What you need to do ▸
Read the lines below. Copy out any that hold the string "Tropical".

Lines of data ▸
[Start]

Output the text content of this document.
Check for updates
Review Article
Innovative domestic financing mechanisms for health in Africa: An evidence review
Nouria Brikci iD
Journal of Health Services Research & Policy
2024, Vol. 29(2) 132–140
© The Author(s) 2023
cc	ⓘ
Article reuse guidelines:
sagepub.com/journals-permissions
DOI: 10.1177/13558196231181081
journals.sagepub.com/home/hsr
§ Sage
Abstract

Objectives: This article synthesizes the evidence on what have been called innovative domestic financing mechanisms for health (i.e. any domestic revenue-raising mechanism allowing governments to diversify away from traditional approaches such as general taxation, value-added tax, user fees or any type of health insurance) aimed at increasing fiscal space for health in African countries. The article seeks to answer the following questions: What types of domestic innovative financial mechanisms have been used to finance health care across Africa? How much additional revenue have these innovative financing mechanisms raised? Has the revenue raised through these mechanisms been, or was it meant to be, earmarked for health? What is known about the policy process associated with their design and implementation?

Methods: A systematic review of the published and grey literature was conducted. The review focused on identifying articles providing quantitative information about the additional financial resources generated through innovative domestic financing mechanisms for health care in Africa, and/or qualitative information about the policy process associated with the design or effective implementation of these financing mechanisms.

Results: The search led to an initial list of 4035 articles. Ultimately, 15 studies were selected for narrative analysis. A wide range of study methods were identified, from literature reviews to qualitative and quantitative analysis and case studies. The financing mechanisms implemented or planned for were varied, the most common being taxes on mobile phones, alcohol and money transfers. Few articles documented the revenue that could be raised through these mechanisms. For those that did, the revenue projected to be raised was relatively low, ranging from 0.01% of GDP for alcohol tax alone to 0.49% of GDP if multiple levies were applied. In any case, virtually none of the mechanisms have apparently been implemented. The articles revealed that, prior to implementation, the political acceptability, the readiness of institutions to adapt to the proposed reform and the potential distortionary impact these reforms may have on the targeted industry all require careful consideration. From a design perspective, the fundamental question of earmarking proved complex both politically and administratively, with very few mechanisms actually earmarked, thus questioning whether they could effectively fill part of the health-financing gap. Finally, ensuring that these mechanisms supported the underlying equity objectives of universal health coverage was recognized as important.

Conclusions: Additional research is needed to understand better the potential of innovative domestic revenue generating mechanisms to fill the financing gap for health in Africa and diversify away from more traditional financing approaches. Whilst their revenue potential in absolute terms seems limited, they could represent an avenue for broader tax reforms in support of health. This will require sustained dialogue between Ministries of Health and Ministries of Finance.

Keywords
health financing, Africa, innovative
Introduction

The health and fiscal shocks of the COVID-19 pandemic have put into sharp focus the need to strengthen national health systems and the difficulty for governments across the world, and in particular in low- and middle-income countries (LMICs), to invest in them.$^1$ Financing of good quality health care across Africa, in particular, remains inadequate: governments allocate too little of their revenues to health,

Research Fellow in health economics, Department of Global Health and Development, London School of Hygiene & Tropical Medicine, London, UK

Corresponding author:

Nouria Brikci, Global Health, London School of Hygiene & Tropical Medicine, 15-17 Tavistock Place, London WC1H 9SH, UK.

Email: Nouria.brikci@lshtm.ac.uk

[End]

Response to the exercise ▸
Research Fellow in health economics, Department of Global Health and Development, London School of Hygiene & Tropical Medicine, London, UK
Nouria Brikci, Global Health, London School of Hygiene & Tropical Medicine, 15-17 Tavistock Place, London WC1H 9SH, UK.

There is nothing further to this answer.